>> start Excerpted data

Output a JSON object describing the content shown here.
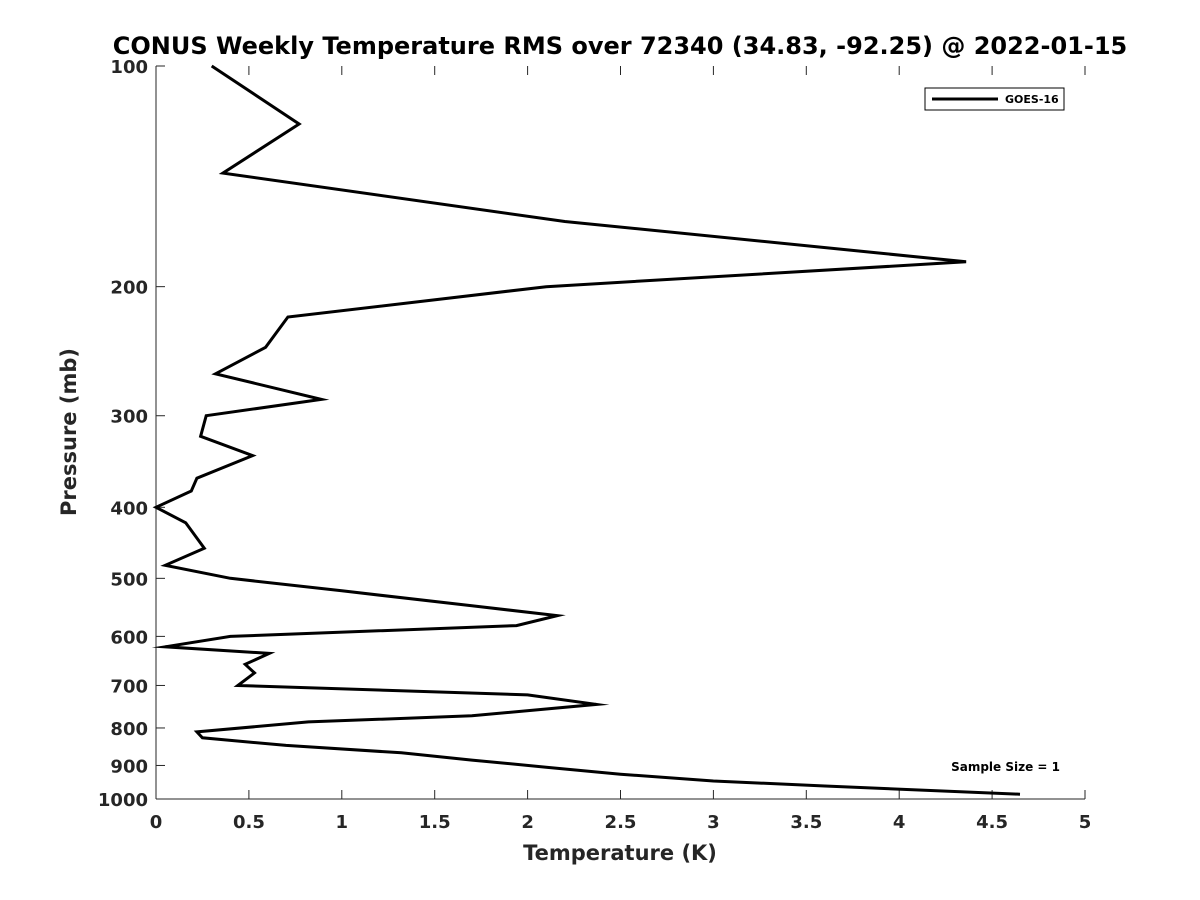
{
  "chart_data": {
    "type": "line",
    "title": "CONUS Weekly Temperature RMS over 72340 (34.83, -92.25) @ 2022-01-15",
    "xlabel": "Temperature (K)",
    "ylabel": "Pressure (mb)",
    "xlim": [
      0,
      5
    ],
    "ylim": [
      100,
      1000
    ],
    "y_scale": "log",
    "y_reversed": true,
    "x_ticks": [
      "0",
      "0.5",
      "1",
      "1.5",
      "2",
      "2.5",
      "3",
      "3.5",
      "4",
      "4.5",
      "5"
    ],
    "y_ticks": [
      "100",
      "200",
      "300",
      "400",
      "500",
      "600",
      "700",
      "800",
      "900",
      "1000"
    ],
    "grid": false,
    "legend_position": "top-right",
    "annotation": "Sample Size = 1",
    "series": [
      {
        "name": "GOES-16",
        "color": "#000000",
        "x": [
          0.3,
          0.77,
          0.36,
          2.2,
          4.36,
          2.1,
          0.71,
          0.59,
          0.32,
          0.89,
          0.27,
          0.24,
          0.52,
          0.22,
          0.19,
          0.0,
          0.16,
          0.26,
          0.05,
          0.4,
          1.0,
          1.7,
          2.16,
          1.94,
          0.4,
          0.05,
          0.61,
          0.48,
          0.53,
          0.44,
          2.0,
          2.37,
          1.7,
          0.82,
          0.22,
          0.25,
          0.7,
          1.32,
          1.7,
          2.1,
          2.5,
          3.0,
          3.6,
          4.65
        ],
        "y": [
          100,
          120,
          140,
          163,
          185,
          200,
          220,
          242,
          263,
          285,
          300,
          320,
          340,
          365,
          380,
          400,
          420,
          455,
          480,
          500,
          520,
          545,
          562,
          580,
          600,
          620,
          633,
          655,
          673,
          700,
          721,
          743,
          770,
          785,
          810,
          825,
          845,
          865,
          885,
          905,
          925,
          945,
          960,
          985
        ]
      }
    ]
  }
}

>> end Excerpted data
>> start Excerpted data

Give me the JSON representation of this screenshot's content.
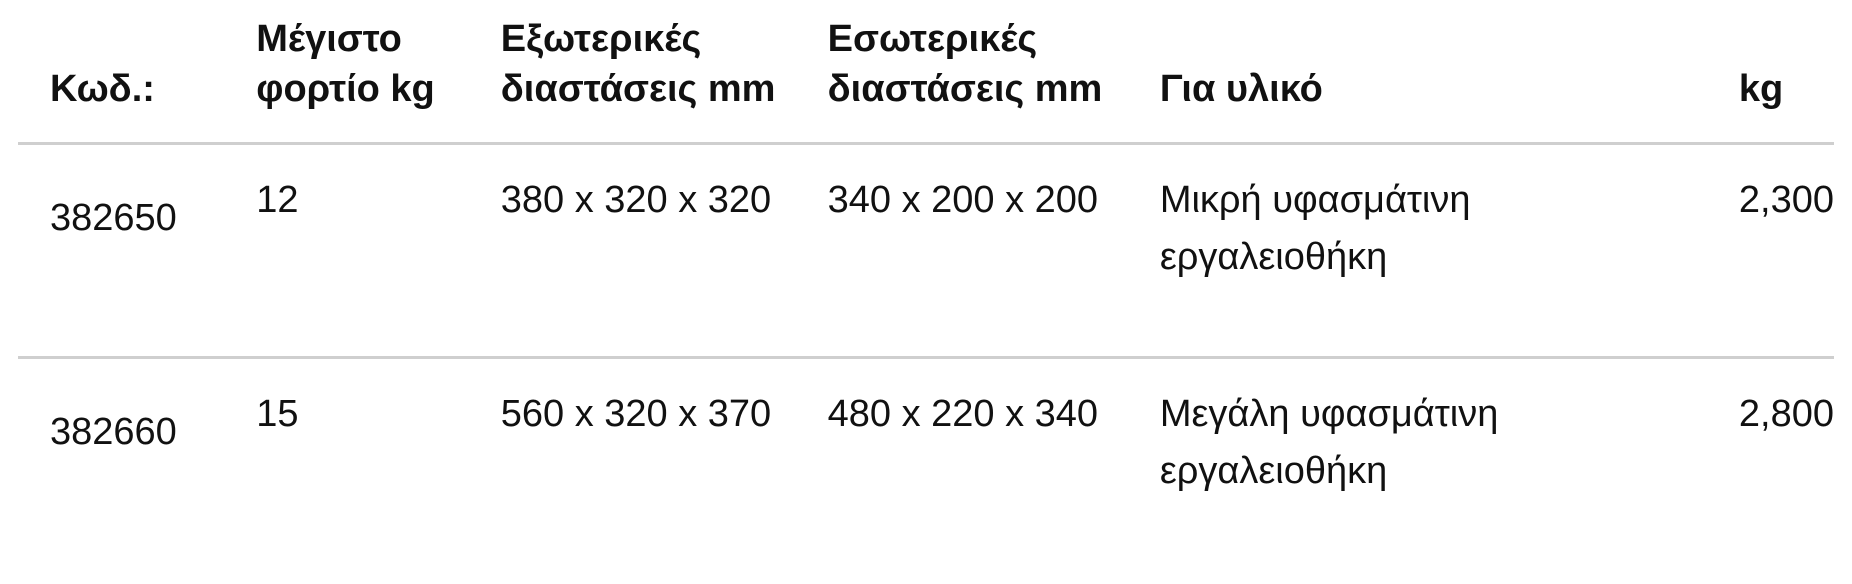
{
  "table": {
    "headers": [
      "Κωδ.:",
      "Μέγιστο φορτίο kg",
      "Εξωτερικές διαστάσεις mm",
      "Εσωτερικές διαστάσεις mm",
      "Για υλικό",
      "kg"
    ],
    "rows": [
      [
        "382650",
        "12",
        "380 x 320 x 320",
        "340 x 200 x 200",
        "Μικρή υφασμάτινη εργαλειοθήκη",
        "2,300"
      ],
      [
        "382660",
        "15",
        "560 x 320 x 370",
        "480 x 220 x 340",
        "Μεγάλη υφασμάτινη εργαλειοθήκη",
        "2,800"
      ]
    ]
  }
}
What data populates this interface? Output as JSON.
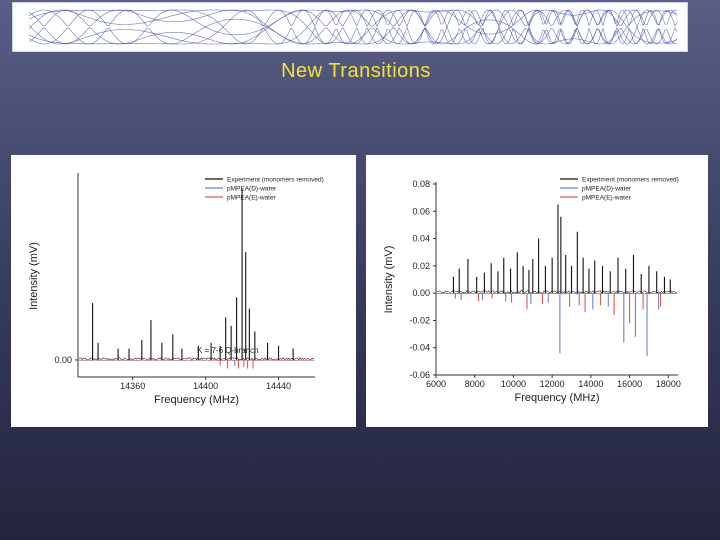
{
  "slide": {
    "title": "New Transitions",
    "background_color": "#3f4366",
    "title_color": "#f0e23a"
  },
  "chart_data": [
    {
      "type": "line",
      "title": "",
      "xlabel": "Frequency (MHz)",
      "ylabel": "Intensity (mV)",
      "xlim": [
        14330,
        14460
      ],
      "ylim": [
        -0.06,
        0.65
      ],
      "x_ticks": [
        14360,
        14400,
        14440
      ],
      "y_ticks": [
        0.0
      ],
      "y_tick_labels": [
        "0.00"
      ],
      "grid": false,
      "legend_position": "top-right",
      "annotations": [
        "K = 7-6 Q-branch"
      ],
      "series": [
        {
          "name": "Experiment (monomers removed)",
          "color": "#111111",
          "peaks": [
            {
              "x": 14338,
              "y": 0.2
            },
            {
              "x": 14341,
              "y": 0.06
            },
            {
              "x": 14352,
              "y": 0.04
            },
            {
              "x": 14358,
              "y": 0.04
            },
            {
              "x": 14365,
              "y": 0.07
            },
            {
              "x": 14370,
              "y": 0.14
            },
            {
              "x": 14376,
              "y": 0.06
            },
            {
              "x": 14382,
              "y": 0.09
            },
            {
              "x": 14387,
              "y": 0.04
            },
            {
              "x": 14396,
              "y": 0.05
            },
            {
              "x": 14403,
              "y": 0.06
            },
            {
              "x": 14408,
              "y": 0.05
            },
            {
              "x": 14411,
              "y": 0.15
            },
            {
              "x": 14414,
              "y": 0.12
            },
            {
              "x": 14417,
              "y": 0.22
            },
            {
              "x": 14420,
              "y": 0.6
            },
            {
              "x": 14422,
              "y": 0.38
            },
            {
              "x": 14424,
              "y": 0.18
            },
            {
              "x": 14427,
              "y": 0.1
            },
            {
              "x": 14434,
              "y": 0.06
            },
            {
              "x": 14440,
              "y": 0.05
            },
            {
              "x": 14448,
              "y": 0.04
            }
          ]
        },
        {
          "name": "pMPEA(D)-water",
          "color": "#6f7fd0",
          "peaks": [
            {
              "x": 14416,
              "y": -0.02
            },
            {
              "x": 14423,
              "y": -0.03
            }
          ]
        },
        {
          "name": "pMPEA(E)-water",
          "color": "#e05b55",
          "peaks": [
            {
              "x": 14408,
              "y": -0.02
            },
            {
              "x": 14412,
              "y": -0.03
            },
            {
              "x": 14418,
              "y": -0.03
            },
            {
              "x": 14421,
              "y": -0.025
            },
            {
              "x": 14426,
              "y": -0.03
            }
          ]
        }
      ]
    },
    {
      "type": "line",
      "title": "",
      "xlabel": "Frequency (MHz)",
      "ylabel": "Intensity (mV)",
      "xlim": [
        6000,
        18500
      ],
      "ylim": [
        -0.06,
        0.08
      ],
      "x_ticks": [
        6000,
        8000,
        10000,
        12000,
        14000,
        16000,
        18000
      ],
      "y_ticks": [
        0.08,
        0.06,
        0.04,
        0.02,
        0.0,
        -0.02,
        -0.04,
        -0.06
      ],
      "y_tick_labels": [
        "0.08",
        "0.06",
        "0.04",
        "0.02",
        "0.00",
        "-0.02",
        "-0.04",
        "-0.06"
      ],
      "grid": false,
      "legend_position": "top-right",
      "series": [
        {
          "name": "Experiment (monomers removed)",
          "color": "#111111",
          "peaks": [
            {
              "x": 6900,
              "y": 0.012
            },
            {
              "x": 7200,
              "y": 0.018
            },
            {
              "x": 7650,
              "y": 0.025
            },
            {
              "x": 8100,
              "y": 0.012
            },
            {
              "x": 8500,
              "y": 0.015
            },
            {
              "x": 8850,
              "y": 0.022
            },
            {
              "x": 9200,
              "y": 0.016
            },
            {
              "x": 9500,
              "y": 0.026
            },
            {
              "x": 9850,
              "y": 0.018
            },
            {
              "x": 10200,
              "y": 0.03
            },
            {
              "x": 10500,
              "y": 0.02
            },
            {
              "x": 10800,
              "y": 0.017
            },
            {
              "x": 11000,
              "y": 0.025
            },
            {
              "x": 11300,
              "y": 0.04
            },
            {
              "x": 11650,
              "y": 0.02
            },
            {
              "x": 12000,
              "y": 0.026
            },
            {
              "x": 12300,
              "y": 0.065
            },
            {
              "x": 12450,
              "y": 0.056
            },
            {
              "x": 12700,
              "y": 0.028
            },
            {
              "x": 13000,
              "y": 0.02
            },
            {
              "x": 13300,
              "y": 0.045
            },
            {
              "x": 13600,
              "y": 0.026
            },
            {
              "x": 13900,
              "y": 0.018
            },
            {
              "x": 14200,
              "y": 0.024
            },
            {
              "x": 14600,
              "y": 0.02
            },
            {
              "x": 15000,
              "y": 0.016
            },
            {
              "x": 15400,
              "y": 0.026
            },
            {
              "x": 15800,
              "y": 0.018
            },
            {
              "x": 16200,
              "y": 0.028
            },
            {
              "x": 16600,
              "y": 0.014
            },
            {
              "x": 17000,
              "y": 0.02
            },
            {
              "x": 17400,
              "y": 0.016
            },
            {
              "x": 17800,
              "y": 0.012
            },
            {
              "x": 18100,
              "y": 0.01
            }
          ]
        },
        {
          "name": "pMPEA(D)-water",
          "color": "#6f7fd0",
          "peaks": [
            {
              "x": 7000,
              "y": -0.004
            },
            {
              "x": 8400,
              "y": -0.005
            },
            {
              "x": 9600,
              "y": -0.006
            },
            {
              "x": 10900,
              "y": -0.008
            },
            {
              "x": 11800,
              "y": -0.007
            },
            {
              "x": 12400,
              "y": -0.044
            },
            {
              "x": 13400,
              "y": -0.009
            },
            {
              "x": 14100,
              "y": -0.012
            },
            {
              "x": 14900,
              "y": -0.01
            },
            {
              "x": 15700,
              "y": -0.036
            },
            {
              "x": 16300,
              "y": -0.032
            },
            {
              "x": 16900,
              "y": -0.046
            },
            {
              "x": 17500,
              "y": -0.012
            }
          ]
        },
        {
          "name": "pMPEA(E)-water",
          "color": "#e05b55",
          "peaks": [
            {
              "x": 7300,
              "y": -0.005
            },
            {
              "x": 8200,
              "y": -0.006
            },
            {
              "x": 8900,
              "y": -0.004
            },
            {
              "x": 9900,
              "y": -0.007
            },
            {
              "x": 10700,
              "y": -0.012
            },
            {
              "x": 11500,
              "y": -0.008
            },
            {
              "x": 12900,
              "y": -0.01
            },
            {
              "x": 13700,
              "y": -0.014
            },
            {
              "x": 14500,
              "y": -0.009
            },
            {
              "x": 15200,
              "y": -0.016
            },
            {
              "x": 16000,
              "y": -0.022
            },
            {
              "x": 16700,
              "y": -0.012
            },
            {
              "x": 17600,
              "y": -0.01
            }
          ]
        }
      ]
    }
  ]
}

>> end Excerpted data

■ **The request**
For the data above, state how many lines contain "Output"; the number is the whole answer.

■ **Written answer**
2